▶ DO THIS
Set down each entry exactly as given; pictures should not appear in the copy.

▶ AVAILABLE RECORDS
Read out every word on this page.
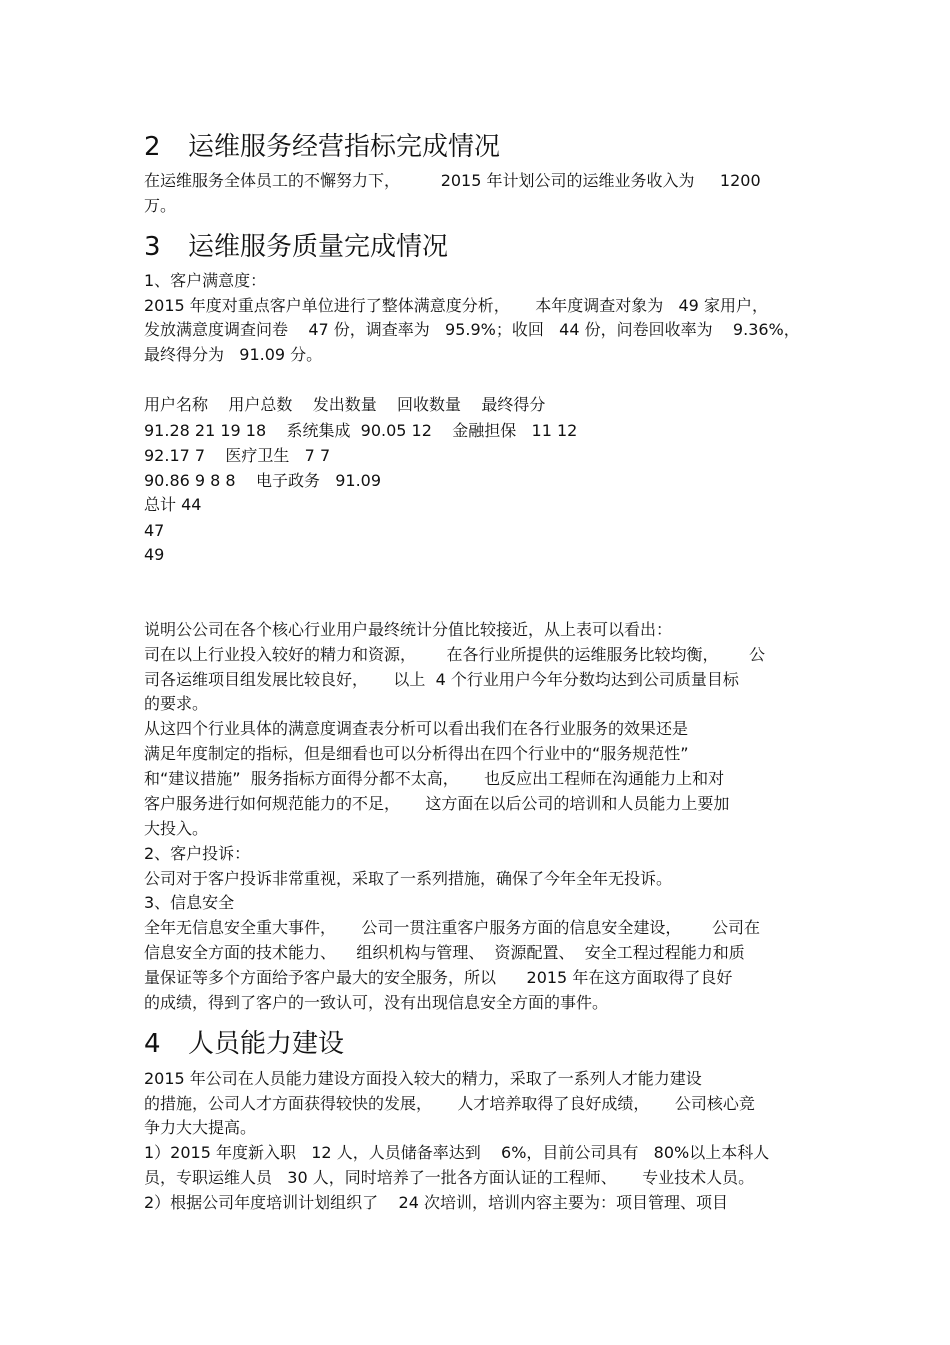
2 运维服务经营指标完成情况
在运维服务全体员工的不懈努力下，        2015 年计划公司的运维业务收入为     1200
万。
3 运维服务质量完成情况
1、客户满意度：
2015 年度对重点客户单位进行了整体满意度分析，     本年度调查对象为   49 家用户，
发放满意度调查问卷    47 份，调查率为   95.9%；收回   44 份，问卷回收率为    9.36%，
最终得分为   91.09 分。
用户名称    用户总数    发出数量    回收数量    最终得分
91.28 21 19 18    系统集成  90.05 12    金融担保   11 12
92.17 7    医疗卫生   7 7
90.86 9 8 8    电子政务   91.09
总计 44
47
49
说明公公司在各个核心行业用户最终统计分值比较接近，从上表可以看出：
司在以上行业投入较好的精力和资源，      在各行业所提供的运维服务比较均衡，      公
司各运维项目组发展比较良好，     以上  4 个行业用户今年分数均达到公司质量目标
的要求。
从这四个行业具体的满意度调查表分析可以看出我们在各行业服务的效果还是
满足年度制定的指标，但是细看也可以分析得出在四个行业中的“服务规范性”
和“建议措施”  服务指标方面得分都不太高，     也反应出工程师在沟通能力上和对
客户服务进行如何规范能力的不足，     这方面在以后公司的培训和人员能力上要加
大投入。
2、客户投诉：
公司对于客户投诉非常重视，采取了一系列措施，确保了今年全年无投诉。
3、信息安全
全年无信息安全重大事件，     公司一贯注重客户服务方面的信息安全建设，      公司在
信息安全方面的技术能力、    组织机构与管理、  资源配置、  安全工程过程能力和质
量保证等多个方面给予客户最大的安全服务，所以      2015 年在这方面取得了良好
的成绩，得到了客户的一致认可，没有出现信息安全方面的事件。
4 人员能力建设
2015 年公司在人员能力建设方面投入较大的精力，采取了一系列人才能力建设
的措施，公司人才方面获得较快的发展，     人才培养取得了良好成绩，     公司核心竞
争力大大提高。
1）2015 年度新入职   12 人，人员储备率达到    6%，目前公司具有   80%以上本科人
员，专职运维人员   30 人，同时培养了一批各方面认证的工程师、     专业技术人员。
2）根据公司年度培训计划组织了    24 次培训，培训内容主要为：项目管理、项目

▶ SOLUTION FOR THIS EXERCISE
Read out every word on this page.
2 运维服务经营指标完成情况
在运维服务全体员工的不懈努力下，        2015 年计划公司的运维业务收入为     1200
万。
3 运维服务质量完成情况
1、客户满意度：
2015 年度对重点客户单位进行了整体满意度分析，     本年度调查对象为   49 家用户，
发放满意度调查问卷    47 份，调查率为   95.9%；收回   44 份，问卷回收率为    9.36%，
最终得分为   91.09 分。
用户名称    用户总数    发出数量    回收数量    最终得分
91.28 21 19 18    系统集成  90.05 12    金融担保   11 12
92.17 7    医疗卫生   7 7
90.86 9 8 8    电子政务   91.09
总计 44
47
49
说明公公司在各个核心行业用户最终统计分值比较接近，从上表可以看出：
司在以上行业投入较好的精力和资源，      在各行业所提供的运维服务比较均衡，      公
司各运维项目组发展比较良好，     以上  4 个行业用户今年分数均达到公司质量目标
的要求。
从这四个行业具体的满意度调查表分析可以看出我们在各行业服务的效果还是
满足年度制定的指标，但是细看也可以分析得出在四个行业中的“服务规范性”
和“建议措施”  服务指标方面得分都不太高，     也反应出工程师在沟通能力上和对
客户服务进行如何规范能力的不足，     这方面在以后公司的培训和人员能力上要加
大投入。
2、客户投诉：
公司对于客户投诉非常重视，采取了一系列措施，确保了今年全年无投诉。
3、信息安全
全年无信息安全重大事件，     公司一贯注重客户服务方面的信息安全建设，      公司在
信息安全方面的技术能力、    组织机构与管理、  资源配置、  安全工程过程能力和质
量保证等多个方面给予客户最大的安全服务，所以      2015 年在这方面取得了良好
的成绩，得到了客户的一致认可，没有出现信息安全方面的事件。
4 人员能力建设
2015 年公司在人员能力建设方面投入较大的精力，采取了一系列人才能力建设
的措施，公司人才方面获得较快的发展，     人才培养取得了良好成绩，     公司核心竞
争力大大提高。
1）2015 年度新入职   12 人，人员储备率达到    6%，目前公司具有   80%以上本科人
员，专职运维人员   30 人，同时培养了一批各方面认证的工程师、     专业技术人员。
2）根据公司年度培训计划组织了    24 次培训，培训内容主要为：项目管理、项目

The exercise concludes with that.